• Your instructions
Copy out each line below exactly as it appears.

• Records for the exercise
/---

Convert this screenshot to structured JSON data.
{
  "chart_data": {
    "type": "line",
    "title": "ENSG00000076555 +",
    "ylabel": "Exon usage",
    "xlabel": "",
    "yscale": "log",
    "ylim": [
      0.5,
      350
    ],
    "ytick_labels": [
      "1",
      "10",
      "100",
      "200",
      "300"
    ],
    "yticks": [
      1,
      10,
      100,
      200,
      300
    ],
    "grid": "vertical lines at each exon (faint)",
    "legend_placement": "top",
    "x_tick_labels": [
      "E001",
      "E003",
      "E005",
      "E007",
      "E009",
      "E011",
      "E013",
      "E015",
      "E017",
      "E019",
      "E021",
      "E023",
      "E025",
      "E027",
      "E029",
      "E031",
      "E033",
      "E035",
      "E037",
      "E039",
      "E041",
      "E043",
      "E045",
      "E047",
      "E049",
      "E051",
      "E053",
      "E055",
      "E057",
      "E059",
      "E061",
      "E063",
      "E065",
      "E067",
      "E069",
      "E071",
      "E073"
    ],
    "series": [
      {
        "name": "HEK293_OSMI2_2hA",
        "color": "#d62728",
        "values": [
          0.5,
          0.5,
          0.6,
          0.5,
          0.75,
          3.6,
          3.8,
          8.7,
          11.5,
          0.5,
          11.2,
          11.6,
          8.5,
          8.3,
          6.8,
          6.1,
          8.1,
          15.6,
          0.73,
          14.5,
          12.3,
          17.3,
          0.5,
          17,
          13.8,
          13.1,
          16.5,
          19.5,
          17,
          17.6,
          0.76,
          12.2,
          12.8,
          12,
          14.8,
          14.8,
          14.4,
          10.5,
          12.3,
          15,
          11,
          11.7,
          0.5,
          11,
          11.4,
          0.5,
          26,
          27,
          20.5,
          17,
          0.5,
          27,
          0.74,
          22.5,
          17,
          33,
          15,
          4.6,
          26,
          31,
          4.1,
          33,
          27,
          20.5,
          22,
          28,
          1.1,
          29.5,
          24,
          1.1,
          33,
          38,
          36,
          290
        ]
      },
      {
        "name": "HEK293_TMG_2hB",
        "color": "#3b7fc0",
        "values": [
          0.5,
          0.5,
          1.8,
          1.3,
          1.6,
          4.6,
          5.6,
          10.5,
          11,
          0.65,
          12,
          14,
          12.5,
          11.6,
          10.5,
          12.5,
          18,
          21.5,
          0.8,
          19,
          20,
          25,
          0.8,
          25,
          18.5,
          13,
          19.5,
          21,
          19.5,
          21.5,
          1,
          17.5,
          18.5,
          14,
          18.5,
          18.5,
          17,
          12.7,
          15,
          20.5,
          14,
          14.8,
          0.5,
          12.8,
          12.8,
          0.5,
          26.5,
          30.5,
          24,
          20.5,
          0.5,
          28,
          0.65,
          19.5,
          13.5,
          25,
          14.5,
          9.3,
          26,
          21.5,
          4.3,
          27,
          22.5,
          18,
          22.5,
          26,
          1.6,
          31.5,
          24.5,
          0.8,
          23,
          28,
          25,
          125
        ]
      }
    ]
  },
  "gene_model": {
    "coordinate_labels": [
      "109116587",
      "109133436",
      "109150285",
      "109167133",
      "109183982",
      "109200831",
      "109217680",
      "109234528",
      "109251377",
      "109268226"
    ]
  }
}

\---

• Completed task
Convert this screenshot to structured JSON data.
{
  "chart_data": {
    "type": "line",
    "title": "ENSG00000076555 +",
    "ylabel": "Exon usage",
    "xlabel": "",
    "yscale": "log",
    "ylim": [
      0.5,
      350
    ],
    "ytick_labels": [
      "1",
      "10",
      "100",
      "200",
      "300"
    ],
    "yticks": [
      1,
      10,
      100,
      200,
      300
    ],
    "grid": "vertical lines at each exon (faint)",
    "legend_placement": "top",
    "x_tick_labels": [
      "E001",
      "E003",
      "E005",
      "E007",
      "E009",
      "E011",
      "E013",
      "E015",
      "E017",
      "E019",
      "E021",
      "E023",
      "E025",
      "E027",
      "E029",
      "E031",
      "E033",
      "E035",
      "E037",
      "E039",
      "E041",
      "E043",
      "E045",
      "E047",
      "E049",
      "E051",
      "E053",
      "E055",
      "E057",
      "E059",
      "E061",
      "E063",
      "E065",
      "E067",
      "E069",
      "E071",
      "E073"
    ],
    "series": [
      {
        "name": "HEK293_OSMI2_2hA",
        "color": "#d62728",
        "values": [
          0.5,
          0.5,
          0.6,
          0.5,
          0.75,
          3.6,
          3.8,
          8.7,
          11.5,
          0.5,
          11.2,
          11.6,
          8.5,
          8.3,
          6.8,
          6.1,
          8.1,
          15.6,
          0.73,
          14.5,
          12.3,
          17.3,
          0.5,
          17,
          13.8,
          13.1,
          16.5,
          19.5,
          17,
          17.6,
          0.76,
          12.2,
          12.8,
          12,
          14.8,
          14.8,
          14.4,
          10.5,
          12.3,
          15,
          11,
          11.7,
          0.5,
          11,
          11.4,
          0.5,
          26,
          27,
          20.5,
          17,
          0.5,
          27,
          0.74,
          22.5,
          17,
          33,
          15,
          4.6,
          26,
          31,
          4.1,
          33,
          27,
          20.5,
          22,
          28,
          1.1,
          29.5,
          24,
          1.1,
          33,
          38,
          36,
          290
        ]
      },
      {
        "name": "HEK293_TMG_2hB",
        "color": "#3b7fc0",
        "values": [
          0.5,
          0.5,
          1.8,
          1.3,
          1.6,
          4.6,
          5.6,
          10.5,
          11,
          0.65,
          12,
          14,
          12.5,
          11.6,
          10.5,
          12.5,
          18,
          21.5,
          0.8,
          19,
          20,
          25,
          0.8,
          25,
          18.5,
          13,
          19.5,
          21,
          19.5,
          21.5,
          1,
          17.5,
          18.5,
          14,
          18.5,
          18.5,
          17,
          12.7,
          15,
          20.5,
          14,
          14.8,
          0.5,
          12.8,
          12.8,
          0.5,
          26.5,
          30.5,
          24,
          20.5,
          0.5,
          28,
          0.65,
          19.5,
          13.5,
          25,
          14.5,
          9.3,
          26,
          21.5,
          4.3,
          27,
          22.5,
          18,
          22.5,
          26,
          1.6,
          31.5,
          24.5,
          0.8,
          23,
          28,
          25,
          125
        ]
      }
    ]
  },
  "gene_model": {
    "coordinate_labels": [
      "109116587",
      "109133436",
      "109150285",
      "109167133",
      "109183982",
      "109200831",
      "109217680",
      "109234528",
      "109251377",
      "109268226"
    ]
  }
}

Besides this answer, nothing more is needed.